#### Data for the task

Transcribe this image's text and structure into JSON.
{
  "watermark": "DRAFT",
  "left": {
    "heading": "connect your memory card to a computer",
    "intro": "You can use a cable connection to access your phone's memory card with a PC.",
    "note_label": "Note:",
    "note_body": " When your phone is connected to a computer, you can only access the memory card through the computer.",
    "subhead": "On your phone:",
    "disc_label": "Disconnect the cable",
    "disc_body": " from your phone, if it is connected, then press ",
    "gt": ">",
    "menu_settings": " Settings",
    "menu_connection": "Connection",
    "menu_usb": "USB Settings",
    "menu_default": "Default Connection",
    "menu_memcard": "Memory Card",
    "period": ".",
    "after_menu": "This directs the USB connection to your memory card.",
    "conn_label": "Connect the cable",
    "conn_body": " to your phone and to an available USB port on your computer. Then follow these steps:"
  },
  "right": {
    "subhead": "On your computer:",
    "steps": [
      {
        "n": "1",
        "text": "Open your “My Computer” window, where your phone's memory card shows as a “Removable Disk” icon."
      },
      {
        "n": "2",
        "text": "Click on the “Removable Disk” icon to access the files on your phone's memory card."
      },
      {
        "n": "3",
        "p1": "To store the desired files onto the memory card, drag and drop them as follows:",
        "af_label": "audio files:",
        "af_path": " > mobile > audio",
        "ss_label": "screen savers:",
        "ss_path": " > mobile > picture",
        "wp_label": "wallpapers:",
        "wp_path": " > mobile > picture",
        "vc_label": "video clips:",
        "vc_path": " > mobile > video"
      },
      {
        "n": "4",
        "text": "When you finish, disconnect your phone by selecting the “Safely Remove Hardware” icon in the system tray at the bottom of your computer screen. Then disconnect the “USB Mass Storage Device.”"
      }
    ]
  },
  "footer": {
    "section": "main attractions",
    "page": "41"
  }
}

########

**Problem requirements:**
Repeat all the records. Match each line exactly.

**Correct output:**
Transcribe this image's text and structure into JSON.
{
  "watermark": "DRAFT",
  "left": {
    "heading": "connect your memory card to a computer",
    "intro": "You can use a cable connection to access your phone's memory card with a PC.",
    "note_label": "Note:",
    "note_body": " When your phone is connected to a computer, you can only access the memory card through the computer.",
    "subhead": "On your phone:",
    "disc_label": "Disconnect the cable",
    "disc_body": " from your phone, if it is connected, then press ",
    "gt": ">",
    "menu_settings": " Settings",
    "menu_connection": "Connection",
    "menu_usb": "USB Settings",
    "menu_default": "Default Connection",
    "menu_memcard": "Memory Card",
    "period": ".",
    "after_menu": "This directs the USB connection to your memory card.",
    "conn_label": "Connect the cable",
    "conn_body": " to your phone and to an available USB port on your computer. Then follow these steps:"
  },
  "right": {
    "subhead": "On your computer:",
    "steps": [
      {
        "n": "1",
        "text": "Open your “My Computer” window, where your phone's memory card shows as a “Removable Disk” icon."
      },
      {
        "n": "2",
        "text": "Click on the “Removable Disk” icon to access the files on your phone's memory card."
      },
      {
        "n": "3",
        "p1": "To store the desired files onto the memory card, drag and drop them as follows:",
        "af_label": "audio files:",
        "af_path": " > mobile > audio",
        "ss_label": "screen savers:",
        "ss_path": " > mobile > picture",
        "wp_label": "wallpapers:",
        "wp_path": " > mobile > picture",
        "vc_label": "video clips:",
        "vc_path": " > mobile > video"
      },
      {
        "n": "4",
        "text": "When you finish, disconnect your phone by selecting the “Safely Remove Hardware” icon in the system tray at the bottom of your computer screen. Then disconnect the “USB Mass Storage Device.”"
      }
    ]
  },
  "footer": {
    "section": "main attractions",
    "page": "41"
  }
}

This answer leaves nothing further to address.